◆ **Set problem**: Below is a set of records. Repeat all of them exactly.

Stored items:
--------------------------------

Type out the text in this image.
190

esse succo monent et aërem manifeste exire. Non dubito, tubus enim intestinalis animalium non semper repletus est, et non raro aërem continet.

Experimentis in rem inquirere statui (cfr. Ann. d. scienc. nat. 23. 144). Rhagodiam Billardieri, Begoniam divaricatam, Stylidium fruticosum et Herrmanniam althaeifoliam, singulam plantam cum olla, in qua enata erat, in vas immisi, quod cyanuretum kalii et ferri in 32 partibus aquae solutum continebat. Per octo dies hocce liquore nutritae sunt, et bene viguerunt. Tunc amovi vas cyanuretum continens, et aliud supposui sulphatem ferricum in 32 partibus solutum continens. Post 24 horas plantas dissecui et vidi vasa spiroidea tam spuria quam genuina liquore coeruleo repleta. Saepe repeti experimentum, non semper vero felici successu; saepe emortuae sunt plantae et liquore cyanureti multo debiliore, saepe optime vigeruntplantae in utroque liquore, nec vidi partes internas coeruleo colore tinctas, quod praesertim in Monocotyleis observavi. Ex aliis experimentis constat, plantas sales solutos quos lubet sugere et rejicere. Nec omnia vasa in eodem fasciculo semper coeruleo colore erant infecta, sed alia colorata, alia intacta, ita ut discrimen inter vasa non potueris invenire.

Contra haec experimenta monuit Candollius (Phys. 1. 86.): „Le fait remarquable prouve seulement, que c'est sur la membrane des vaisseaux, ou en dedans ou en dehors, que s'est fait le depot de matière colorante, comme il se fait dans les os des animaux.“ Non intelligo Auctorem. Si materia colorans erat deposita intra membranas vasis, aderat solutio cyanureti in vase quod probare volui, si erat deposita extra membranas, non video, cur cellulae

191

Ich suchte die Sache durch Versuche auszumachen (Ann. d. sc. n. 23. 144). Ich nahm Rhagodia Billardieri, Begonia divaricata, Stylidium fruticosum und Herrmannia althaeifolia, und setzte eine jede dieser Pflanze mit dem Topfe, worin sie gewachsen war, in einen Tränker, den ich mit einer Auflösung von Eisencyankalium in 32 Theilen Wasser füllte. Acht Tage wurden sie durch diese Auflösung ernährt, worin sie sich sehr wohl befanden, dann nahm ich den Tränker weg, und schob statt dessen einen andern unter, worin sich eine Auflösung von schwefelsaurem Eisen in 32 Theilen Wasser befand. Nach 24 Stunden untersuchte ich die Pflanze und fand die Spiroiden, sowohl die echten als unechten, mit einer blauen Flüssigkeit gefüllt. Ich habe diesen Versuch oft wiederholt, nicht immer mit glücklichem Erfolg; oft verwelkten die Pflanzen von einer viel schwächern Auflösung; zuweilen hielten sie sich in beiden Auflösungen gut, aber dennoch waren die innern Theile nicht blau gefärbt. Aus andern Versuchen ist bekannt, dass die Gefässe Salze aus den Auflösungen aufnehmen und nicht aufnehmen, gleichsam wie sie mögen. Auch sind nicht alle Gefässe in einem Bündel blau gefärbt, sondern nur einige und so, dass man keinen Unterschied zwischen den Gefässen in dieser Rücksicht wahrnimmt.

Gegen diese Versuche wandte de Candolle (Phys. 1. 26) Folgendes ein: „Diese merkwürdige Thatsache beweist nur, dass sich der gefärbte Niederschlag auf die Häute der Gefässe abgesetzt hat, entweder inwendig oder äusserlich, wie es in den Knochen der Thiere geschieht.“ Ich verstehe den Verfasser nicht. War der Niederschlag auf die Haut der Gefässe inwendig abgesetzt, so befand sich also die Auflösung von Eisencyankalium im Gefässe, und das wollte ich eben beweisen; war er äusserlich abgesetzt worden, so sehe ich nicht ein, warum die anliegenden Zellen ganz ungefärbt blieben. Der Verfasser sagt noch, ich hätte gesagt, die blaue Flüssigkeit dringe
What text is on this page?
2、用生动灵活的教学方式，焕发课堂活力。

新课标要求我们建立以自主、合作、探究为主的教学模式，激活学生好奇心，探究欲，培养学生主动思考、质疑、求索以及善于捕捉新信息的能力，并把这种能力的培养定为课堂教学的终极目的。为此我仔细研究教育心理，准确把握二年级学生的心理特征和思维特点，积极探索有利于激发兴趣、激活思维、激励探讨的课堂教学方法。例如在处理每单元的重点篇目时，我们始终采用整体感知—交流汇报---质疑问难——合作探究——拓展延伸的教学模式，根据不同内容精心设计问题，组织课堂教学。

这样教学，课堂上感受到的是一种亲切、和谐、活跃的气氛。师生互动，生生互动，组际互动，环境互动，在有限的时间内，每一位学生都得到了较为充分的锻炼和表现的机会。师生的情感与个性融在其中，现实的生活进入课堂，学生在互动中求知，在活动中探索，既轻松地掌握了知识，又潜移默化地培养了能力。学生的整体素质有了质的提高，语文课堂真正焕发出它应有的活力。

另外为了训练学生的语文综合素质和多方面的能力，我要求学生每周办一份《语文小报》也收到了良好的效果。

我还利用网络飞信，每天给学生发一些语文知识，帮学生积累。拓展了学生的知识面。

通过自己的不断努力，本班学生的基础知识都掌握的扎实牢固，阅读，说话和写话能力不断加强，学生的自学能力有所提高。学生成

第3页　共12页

--------------------------------

◆ **Result of this task**:
Type out the text in this image.
190

esse succo monent et aërem manifeste exire. Non dubito, tubus enim intestinalis animalium non semper repletus est, et non raro aërem continet.

Experimentis in rem inquirere statui (cfr. Ann. d. scienc. nat. 23. 144). Rhagodiam Billardieri, Begoniam divaricatam, Stylidium fruticosum et Herrmanniam althaeifoliam, singulam plantam cum olla, in qua enata erat, in vas immisi, quod cyanuretum kalii et ferri in 32 partibus aquae solutum continebat. Per octo dies hocce liquore nutritae sunt, et bene viguerunt. Tunc amovi vas cyanuretum continens, et aliud supposui sulphatem ferricum in 32 partibus solutum continens. Post 24 horas plantas dissecui et vidi vasa spiroidea tam spuria quam genuina liquore coeruleo repleta. Saepe repeti experimentum, non semper vero felici successu; saepe emortuae sunt plantae et liquore cyanureti multo debiliore, saepe optime vigeruntplantae in utroque liquore, nec vidi partes internas coeruleo colore tinctas, quod praesertim in Monocotyleis observavi. Ex aliis experimentis constat, plantas sales solutos quos lubet sugere et rejicere. Nec omnia vasa in eodem fasciculo semper coeruleo colore erant infecta, sed alia colorata, alia intacta, ita ut discrimen inter vasa non potueris invenire.

Contra haec experimenta monuit Candollius (Phys. 1. 86.): „Le fait remarquable prouve seulement, que c'est sur la membrane des vaisseaux, ou en dedans ou en dehors, que s'est fait le depot de matière colorante, comme il se fait dans les os des animaux.“ Non intelligo Auctorem. Si materia colorans erat deposita intra membranas vasis, aderat solutio cyanureti in vase quod probare volui, si erat deposita extra membranas, non video, cur cellulae

191

Ich suchte die Sache durch Versuche auszumachen (Ann. d. sc. n. 23. 144). Ich nahm Rhagodia Billardieri, Begonia divaricata, Stylidium fruticosum und Herrmannia althaeifolia, und setzte eine jede dieser Pflanze mit dem Topfe, worin sie gewachsen war, in einen Tränker, den ich mit einer Auflösung von Eisencyankalium in 32 Theilen Wasser füllte. Acht Tage wurden sie durch diese Auflösung ernährt, worin sie sich sehr wohl befanden, dann nahm ich den Tränker weg, und schob statt dessen einen andern unter, worin sich eine Auflösung von schwefelsaurem Eisen in 32 Theilen Wasser befand. Nach 24 Stunden untersuchte ich die Pflanze und fand die Spiroiden, sowohl die echten als unechten, mit einer blauen Flüssigkeit gefüllt. Ich habe diesen Versuch oft wiederholt, nicht immer mit glücklichem Erfolg; oft verwelkten die Pflanzen von einer viel schwächern Auflösung; zuweilen hielten sie sich in beiden Auflösungen gut, aber dennoch waren die innern Theile nicht blau gefärbt. Aus andern Versuchen ist bekannt, dass die Gefässe Salze aus den Auflösungen aufnehmen und nicht aufnehmen, gleichsam wie sie mögen. Auch sind nicht alle Gefässe in einem Bündel blau gefärbt, sondern nur einige und so, dass man keinen Unterschied zwischen den Gefässen in dieser Rücksicht wahrnimmt.

Gegen diese Versuche wandte de Candolle (Phys. 1. 26) Folgendes ein: „Diese merkwürdige Thatsache beweist nur, dass sich der gefärbte Niederschlag auf die Häute der Gefässe abgesetzt hat, entweder inwendig oder äusserlich, wie es in den Knochen der Thiere geschieht.“ Ich verstehe den Verfasser nicht. War der Niederschlag auf die Haut der Gefässe inwendig abgesetzt, so befand sich also die Auflösung von Eisencyankalium im Gefässe, und das wollte ich eben beweisen; war er äusserlich abgesetzt worden, so sehe ich nicht ein, warum die anliegenden Zellen ganz ungefärbt blieben. Der Verfasser sagt noch, ich hätte gesagt, die blaue Flüssigkeit dringe
What text is on this page?
2、用生动灵活的教学方式，焕发课堂活力。

新课标要求我们建立以自主、合作、探究为主的教学模式，激活学生好奇心，探究欲，培养学生主动思考、质疑、求索以及善于捕捉新信息的能力，并把这种能力的培养定为课堂教学的终极目的。为此我仔细研究教育心理，准确把握二年级学生的心理特征和思维特点，积极探索有利于激发兴趣、激活思维、激励探讨的课堂教学方法。例如在处理每单元的重点篇目时，我们始终采用整体感知—交流汇报---质疑问难——合作探究——拓展延伸的教学模式，根据不同内容精心设计问题，组织课堂教学。

这样教学，课堂上感受到的是一种亲切、和谐、活跃的气氛。师生互动，生生互动，组际互动，环境互动，在有限的时间内，每一位学生都得到了较为充分的锻炼和表现的机会。师生的情感与个性融在其中，现实的生活进入课堂，学生在互动中求知，在活动中探索，既轻松地掌握了知识，又潜移默化地培养了能力。学生的整体素质有了质的提高，语文课堂真正焕发出它应有的活力。

另外为了训练学生的语文综合素质和多方面的能力，我要求学生每周办一份《语文小报》也收到了良好的效果。

我还利用网络飞信，每天给学生发一些语文知识，帮学生积累。拓展了学生的知识面。

通过自己的不断努力，本班学生的基础知识都掌握的扎实牢固，阅读，说话和写话能力不断加强，学生的自学能力有所提高。学生成

第3页　共12页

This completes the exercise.